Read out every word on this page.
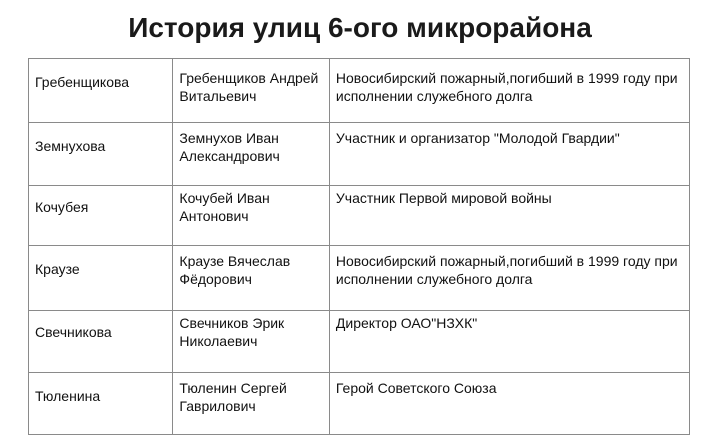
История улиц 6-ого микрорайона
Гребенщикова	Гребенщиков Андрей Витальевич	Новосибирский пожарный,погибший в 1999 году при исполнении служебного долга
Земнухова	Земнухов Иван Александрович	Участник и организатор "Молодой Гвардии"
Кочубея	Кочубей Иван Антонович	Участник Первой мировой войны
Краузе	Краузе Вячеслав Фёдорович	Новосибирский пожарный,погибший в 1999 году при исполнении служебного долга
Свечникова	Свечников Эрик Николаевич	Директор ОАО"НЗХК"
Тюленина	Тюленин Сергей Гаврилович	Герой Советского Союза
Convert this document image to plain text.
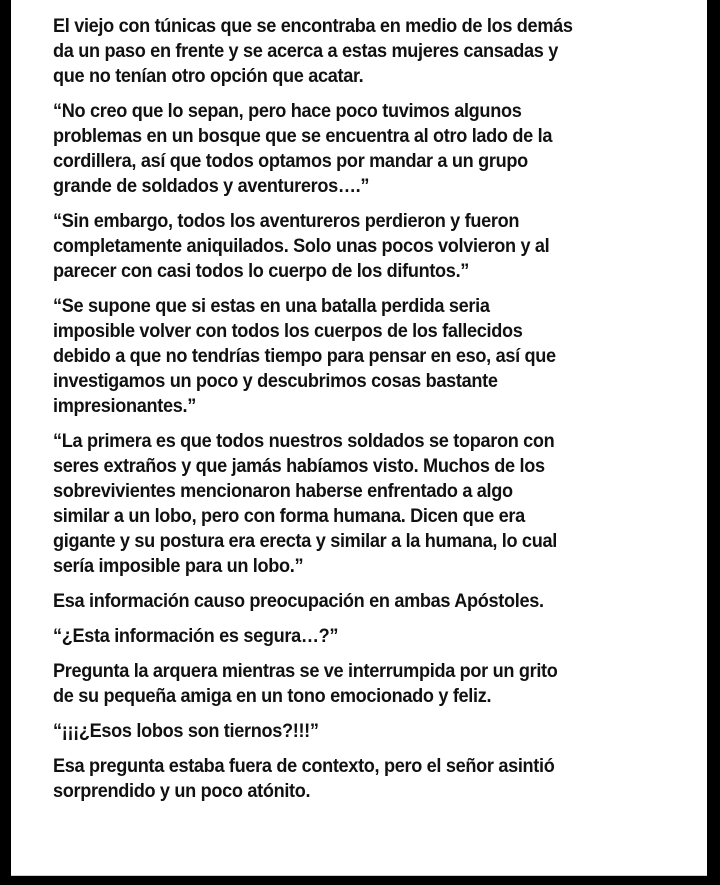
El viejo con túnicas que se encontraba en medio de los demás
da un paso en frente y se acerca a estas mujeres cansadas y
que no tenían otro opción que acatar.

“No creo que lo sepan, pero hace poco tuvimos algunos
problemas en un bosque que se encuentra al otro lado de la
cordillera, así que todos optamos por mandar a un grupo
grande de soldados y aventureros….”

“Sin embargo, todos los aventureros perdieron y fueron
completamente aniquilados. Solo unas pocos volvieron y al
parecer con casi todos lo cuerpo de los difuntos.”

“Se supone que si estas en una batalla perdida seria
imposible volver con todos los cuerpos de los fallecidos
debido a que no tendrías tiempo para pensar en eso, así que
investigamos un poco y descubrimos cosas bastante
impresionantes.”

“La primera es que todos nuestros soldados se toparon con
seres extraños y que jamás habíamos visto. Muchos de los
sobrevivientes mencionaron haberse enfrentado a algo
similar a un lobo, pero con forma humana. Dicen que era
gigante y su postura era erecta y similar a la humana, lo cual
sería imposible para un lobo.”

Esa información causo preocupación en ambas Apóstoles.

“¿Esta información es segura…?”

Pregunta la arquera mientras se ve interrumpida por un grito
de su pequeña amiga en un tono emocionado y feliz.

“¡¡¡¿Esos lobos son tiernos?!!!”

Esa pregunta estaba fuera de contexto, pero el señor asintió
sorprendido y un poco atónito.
-----
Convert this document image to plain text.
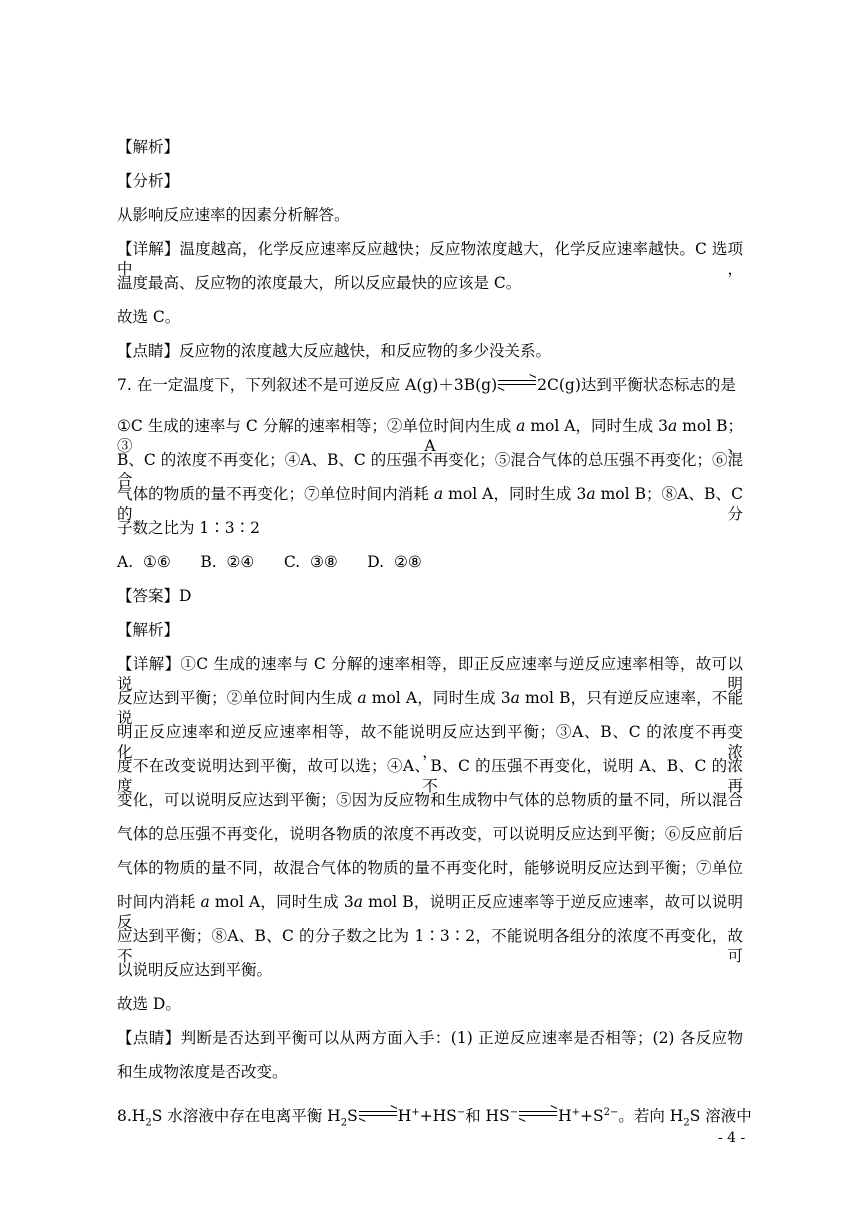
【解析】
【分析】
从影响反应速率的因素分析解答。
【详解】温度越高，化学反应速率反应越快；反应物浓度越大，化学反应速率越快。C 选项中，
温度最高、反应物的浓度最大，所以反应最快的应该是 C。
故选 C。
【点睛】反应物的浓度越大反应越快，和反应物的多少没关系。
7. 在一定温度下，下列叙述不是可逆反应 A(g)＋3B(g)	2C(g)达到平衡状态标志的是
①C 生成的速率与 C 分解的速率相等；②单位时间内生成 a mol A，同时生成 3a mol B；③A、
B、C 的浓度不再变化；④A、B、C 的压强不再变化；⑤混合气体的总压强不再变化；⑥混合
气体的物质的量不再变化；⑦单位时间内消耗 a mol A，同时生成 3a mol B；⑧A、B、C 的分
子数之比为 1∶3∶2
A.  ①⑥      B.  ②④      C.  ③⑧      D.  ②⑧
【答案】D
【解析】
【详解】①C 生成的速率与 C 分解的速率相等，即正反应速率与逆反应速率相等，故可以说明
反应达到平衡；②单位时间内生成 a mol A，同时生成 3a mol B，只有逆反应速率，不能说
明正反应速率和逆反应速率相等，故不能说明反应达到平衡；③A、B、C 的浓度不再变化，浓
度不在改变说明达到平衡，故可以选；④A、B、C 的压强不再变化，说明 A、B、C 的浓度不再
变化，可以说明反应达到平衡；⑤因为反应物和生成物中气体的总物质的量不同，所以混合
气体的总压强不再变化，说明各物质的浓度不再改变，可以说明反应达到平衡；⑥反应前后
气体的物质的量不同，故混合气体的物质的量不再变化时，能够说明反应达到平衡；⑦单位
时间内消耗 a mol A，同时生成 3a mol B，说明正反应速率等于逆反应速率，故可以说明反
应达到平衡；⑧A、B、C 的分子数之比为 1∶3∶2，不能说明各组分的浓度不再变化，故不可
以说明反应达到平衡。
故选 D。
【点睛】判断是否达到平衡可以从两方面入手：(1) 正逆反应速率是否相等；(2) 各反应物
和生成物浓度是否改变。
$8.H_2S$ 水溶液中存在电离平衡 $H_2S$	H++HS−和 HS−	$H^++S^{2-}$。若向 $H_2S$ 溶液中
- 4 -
-----
TASK GOAL: Among the entries above, how many lines hold the string "soldados"? Give the number by itself.

EXPECTED OUTPUT: 2